Task description:
Lines containing the word "location" should be extracted in full.

— start —

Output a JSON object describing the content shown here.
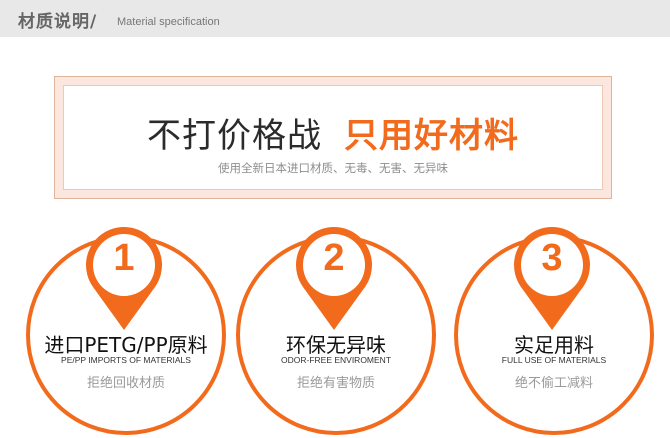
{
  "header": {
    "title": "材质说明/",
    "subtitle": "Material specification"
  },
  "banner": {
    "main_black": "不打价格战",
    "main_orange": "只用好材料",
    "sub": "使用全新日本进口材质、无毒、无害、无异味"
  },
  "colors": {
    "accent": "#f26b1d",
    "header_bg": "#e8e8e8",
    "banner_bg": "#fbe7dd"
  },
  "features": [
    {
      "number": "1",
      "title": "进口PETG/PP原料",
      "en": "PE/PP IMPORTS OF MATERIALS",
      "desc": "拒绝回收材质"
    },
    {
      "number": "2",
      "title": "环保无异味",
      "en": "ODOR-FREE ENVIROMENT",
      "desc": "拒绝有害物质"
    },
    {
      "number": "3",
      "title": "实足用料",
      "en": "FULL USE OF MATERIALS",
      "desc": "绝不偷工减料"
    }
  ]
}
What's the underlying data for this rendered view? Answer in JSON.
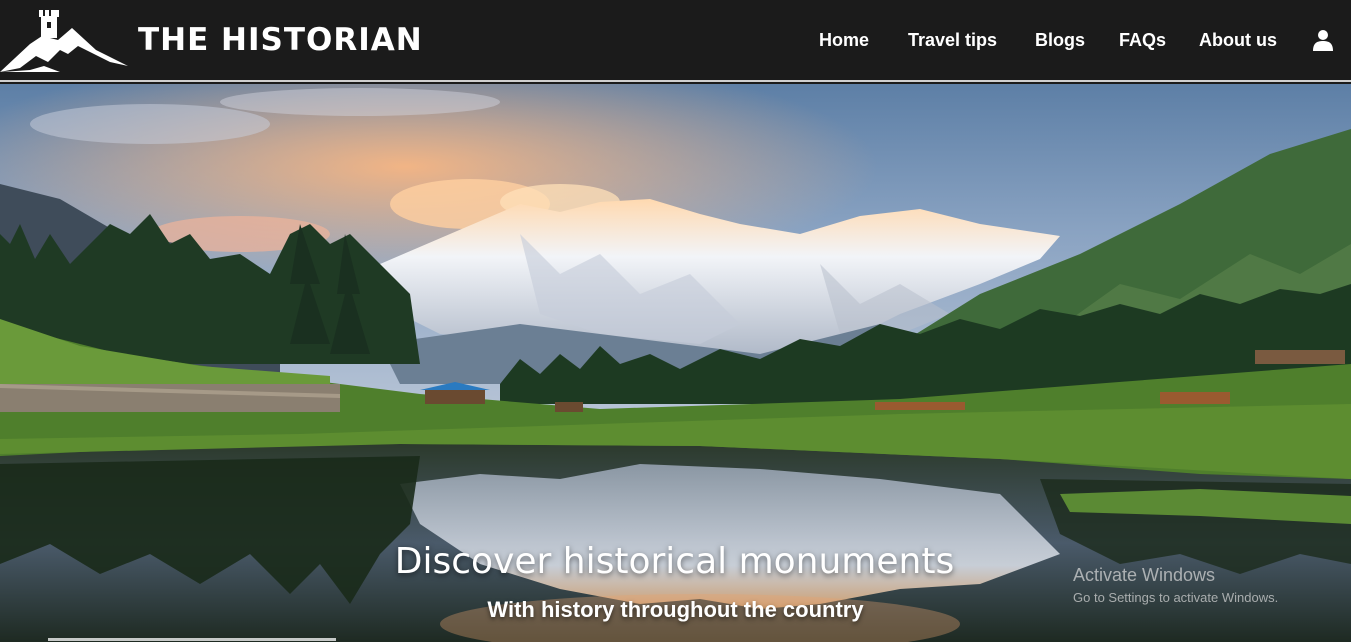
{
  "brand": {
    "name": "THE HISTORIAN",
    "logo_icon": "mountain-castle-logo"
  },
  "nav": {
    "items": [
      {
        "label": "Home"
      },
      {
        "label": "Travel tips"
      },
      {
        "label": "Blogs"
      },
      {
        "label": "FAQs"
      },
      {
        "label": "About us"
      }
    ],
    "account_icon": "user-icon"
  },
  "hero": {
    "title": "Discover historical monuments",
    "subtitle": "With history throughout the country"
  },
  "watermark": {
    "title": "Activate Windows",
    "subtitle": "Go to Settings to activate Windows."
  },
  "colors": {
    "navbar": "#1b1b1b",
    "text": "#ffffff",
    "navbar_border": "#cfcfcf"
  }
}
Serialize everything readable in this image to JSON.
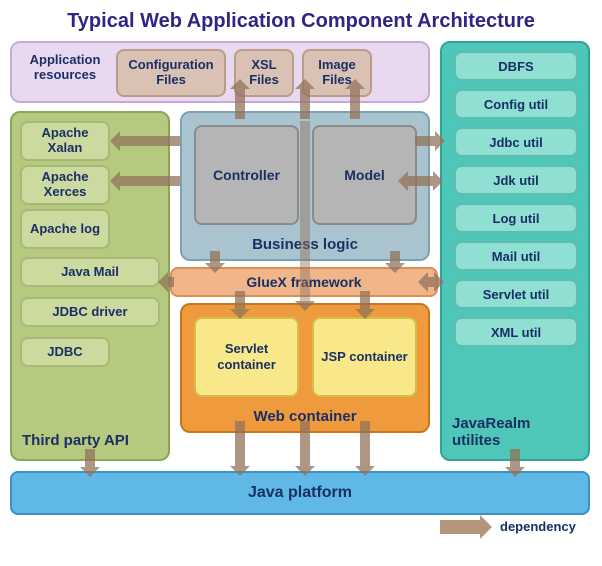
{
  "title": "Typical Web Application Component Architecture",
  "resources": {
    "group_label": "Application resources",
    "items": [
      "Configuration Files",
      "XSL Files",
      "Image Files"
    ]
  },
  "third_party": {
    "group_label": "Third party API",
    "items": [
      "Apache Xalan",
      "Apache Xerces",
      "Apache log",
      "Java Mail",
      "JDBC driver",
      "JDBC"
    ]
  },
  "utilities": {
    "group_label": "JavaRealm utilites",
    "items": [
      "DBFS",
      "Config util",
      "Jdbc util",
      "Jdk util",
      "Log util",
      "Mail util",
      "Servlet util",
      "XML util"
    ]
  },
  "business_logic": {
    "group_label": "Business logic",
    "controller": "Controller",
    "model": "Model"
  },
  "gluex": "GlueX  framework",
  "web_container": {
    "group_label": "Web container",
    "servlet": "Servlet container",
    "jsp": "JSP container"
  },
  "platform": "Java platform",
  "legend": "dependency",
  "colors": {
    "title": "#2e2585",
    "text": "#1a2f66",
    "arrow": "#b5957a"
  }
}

— end —
— start —

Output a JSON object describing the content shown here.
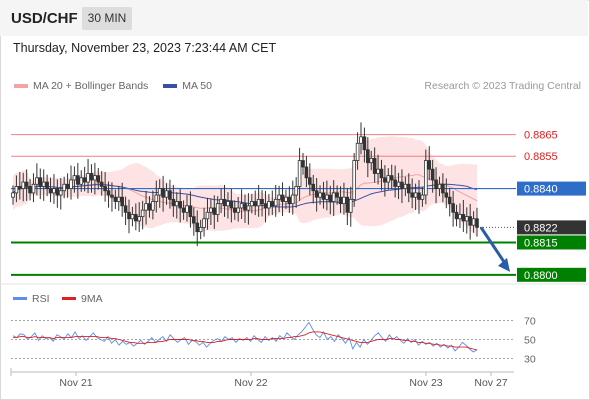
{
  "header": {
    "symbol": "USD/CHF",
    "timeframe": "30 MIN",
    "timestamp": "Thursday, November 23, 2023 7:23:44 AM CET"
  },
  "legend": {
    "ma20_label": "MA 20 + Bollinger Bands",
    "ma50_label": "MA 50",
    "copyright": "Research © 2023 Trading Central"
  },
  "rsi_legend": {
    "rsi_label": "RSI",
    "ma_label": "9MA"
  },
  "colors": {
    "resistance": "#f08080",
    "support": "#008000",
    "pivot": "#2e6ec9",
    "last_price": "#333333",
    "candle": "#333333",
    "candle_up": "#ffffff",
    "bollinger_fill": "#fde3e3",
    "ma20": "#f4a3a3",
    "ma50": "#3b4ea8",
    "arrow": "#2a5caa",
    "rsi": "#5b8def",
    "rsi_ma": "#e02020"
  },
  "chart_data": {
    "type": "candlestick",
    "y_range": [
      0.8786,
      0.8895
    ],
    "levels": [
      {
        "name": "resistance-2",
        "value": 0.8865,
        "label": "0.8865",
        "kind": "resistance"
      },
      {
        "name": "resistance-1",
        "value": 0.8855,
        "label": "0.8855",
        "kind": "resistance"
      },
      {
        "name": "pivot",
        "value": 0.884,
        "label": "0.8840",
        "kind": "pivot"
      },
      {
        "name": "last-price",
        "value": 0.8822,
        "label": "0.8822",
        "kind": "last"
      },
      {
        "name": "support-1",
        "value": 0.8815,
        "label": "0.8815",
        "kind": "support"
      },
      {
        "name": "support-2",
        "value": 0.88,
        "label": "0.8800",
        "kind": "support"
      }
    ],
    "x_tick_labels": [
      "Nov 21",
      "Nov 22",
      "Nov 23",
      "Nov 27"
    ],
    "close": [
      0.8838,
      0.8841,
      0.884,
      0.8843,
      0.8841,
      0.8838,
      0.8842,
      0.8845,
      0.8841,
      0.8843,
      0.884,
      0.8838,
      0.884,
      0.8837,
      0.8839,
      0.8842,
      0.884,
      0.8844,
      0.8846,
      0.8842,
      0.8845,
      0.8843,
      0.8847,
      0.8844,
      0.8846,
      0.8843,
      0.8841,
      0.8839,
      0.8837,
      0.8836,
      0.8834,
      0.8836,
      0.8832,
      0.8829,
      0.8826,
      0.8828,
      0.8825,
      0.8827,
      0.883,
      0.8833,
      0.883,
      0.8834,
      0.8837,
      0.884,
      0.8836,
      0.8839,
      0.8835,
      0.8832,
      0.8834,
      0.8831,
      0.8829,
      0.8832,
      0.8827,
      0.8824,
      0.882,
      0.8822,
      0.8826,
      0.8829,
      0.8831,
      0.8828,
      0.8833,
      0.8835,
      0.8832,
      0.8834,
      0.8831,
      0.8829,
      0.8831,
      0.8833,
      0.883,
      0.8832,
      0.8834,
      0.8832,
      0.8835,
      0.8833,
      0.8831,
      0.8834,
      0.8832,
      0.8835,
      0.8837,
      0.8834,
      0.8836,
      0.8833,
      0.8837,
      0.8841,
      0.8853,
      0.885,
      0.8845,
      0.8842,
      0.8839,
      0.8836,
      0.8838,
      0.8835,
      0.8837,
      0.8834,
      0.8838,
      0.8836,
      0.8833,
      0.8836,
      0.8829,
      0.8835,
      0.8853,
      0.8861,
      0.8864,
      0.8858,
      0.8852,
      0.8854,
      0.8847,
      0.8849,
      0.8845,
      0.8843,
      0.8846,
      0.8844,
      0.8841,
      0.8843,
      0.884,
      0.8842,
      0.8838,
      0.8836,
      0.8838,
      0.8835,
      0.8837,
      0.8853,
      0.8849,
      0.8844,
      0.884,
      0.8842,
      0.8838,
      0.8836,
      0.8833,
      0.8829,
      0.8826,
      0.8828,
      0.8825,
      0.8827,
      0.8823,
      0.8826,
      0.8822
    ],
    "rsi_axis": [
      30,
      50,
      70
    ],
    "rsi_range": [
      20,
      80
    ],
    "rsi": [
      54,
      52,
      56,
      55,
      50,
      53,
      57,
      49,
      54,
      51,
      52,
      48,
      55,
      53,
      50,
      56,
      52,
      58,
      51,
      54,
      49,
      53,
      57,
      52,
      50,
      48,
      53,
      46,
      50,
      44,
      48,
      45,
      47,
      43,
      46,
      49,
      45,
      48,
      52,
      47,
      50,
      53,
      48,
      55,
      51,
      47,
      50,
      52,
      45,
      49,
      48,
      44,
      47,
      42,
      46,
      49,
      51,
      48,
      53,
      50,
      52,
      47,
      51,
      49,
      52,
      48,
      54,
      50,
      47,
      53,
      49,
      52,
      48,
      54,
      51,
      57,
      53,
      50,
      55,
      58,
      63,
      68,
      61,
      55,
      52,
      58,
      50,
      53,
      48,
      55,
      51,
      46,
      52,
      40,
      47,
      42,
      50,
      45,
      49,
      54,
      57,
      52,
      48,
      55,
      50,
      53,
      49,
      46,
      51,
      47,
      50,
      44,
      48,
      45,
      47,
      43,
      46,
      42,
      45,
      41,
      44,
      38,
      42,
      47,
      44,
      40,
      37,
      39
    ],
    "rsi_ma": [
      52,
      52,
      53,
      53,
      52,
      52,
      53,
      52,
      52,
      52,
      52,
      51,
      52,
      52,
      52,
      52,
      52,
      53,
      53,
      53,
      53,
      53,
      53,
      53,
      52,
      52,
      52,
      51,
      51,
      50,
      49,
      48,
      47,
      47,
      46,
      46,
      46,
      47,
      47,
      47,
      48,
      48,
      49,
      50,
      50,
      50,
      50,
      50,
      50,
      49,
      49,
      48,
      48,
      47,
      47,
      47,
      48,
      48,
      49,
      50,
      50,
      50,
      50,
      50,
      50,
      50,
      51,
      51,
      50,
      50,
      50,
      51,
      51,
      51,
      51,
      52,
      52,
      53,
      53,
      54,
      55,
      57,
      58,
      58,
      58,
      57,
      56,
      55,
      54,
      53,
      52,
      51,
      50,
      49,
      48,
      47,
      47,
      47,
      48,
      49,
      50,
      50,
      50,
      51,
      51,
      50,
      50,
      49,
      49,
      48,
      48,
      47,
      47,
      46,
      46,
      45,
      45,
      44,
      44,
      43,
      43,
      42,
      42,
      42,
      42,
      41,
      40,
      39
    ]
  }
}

— end —
— start —

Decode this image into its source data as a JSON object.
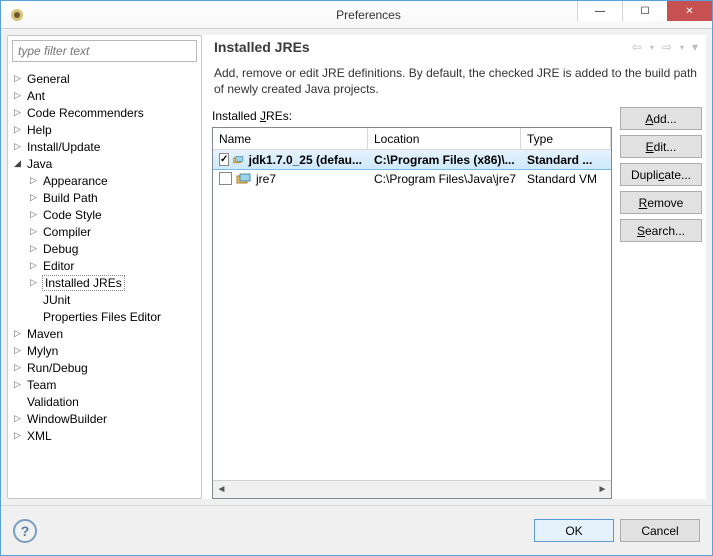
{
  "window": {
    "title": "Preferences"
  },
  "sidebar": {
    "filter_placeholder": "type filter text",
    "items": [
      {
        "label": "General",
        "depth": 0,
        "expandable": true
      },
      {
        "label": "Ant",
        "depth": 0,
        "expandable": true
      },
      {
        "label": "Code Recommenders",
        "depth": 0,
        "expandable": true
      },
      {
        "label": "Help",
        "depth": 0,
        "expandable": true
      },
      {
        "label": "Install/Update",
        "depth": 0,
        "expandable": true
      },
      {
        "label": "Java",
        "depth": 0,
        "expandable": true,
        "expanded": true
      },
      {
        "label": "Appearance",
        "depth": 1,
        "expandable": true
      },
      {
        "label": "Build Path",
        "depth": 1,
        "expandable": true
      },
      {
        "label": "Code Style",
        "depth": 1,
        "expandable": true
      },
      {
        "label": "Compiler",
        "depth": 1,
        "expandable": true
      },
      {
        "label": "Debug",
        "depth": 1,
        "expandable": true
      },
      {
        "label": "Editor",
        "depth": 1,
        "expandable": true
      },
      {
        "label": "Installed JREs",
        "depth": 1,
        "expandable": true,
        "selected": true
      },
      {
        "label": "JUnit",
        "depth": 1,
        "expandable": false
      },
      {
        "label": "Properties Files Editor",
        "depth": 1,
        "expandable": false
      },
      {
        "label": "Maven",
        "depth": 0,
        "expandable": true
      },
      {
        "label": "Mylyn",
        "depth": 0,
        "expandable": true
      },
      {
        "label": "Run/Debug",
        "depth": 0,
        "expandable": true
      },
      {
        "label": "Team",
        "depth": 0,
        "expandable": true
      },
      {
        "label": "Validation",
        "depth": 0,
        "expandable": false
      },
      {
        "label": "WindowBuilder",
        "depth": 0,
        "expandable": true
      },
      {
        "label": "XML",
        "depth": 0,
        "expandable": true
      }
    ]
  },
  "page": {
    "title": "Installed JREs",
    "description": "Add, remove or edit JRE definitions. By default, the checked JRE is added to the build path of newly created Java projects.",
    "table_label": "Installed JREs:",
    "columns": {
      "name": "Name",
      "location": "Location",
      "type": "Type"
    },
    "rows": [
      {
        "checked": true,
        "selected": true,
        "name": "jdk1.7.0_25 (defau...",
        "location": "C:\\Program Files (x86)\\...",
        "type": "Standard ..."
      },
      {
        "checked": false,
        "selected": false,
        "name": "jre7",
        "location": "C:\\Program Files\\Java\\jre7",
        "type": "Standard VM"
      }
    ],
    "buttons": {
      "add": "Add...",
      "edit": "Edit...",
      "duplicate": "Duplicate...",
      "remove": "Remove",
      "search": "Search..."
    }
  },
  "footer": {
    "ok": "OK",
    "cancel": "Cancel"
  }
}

— end —

Answer to this problem:
      "location": "Location",
        "location": "C:\\Program Files (x86)\\...",
        "location": "C:\\Program Files\\Java\\jre7",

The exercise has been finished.